Return every record exactly as written.

-- start of Raw data --

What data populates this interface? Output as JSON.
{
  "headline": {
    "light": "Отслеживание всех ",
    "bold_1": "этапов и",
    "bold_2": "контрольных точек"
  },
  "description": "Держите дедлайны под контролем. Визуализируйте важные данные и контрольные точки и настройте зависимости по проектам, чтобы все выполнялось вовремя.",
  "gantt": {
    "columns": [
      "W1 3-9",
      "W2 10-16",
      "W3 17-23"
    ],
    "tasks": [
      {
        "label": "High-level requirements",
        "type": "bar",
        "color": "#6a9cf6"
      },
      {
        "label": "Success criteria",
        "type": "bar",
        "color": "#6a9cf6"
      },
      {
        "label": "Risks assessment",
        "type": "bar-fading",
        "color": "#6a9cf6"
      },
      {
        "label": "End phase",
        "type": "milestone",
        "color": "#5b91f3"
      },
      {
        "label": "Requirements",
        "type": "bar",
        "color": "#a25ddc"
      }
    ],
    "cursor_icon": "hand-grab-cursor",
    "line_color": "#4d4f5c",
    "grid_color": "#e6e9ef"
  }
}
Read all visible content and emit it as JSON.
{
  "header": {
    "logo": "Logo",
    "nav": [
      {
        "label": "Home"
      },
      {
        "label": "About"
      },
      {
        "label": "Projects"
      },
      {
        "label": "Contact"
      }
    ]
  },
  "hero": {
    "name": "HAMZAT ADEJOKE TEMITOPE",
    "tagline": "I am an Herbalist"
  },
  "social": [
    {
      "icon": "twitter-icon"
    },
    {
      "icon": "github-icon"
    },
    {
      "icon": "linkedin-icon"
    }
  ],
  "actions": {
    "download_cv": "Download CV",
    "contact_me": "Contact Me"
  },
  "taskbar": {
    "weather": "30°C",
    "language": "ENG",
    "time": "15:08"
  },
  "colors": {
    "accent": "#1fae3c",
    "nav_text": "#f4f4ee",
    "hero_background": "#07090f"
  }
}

-- end of Raw data --

* [Result for this task]
What data populates this interface? Output as JSON.
{
  "headline": {
    "light": "Отслеживание всех ",
    "bold_1": "этапов и",
    "bold_2": "контрольных точек"
  },
  "description": "Держите дедлайны под контролем. Визуализируйте важные данные и контрольные точки и настройте зависимости по проектам, чтобы все выполнялось вовремя.",
  "gantt": {
    "columns": [
      "W1 3-9",
      "W2 10-16",
      "W3 17-23"
    ],
    "tasks": [
      {
        "label": "High-level requirements",
        "type": "bar",
        "color": "#6a9cf6"
      },
      {
        "label": "Success criteria",
        "type": "bar",
        "color": "#6a9cf6"
      },
      {
        "label": "Risks assessment",
        "type": "bar-fading",
        "color": "#6a9cf6"
      },
      {
        "label": "End phase",
        "type": "milestone",
        "color": "#5b91f3"
      },
      {
        "label": "Requirements",
        "type": "bar",
        "color": "#a25ddc"
      }
    ],
    "cursor_icon": "hand-grab-cursor",
    "line_color": "#4d4f5c",
    "grid_color": "#e6e9ef"
  }
}
Read all visible content and emit it as JSON.
{
  "header": {
    "logo": "Logo",
    "nav": [
      {
        "label": "Home"
      },
      {
        "label": "About"
      },
      {
        "label": "Projects"
      },
      {
        "label": "Contact"
      }
    ]
  },
  "hero": {
    "name": "HAMZAT ADEJOKE TEMITOPE",
    "tagline": "I am an Herbalist"
  },
  "social": [
    {
      "icon": "twitter-icon"
    },
    {
      "icon": "github-icon"
    },
    {
      "icon": "linkedin-icon"
    }
  ],
  "actions": {
    "download_cv": "Download CV",
    "contact_me": "Contact Me"
  },
  "taskbar": {
    "weather": "30°C",
    "language": "ENG",
    "time": "15:08"
  },
  "colors": {
    "accent": "#1fae3c",
    "nav_text": "#f4f4ee",
    "hero_background": "#07090f"
  }
}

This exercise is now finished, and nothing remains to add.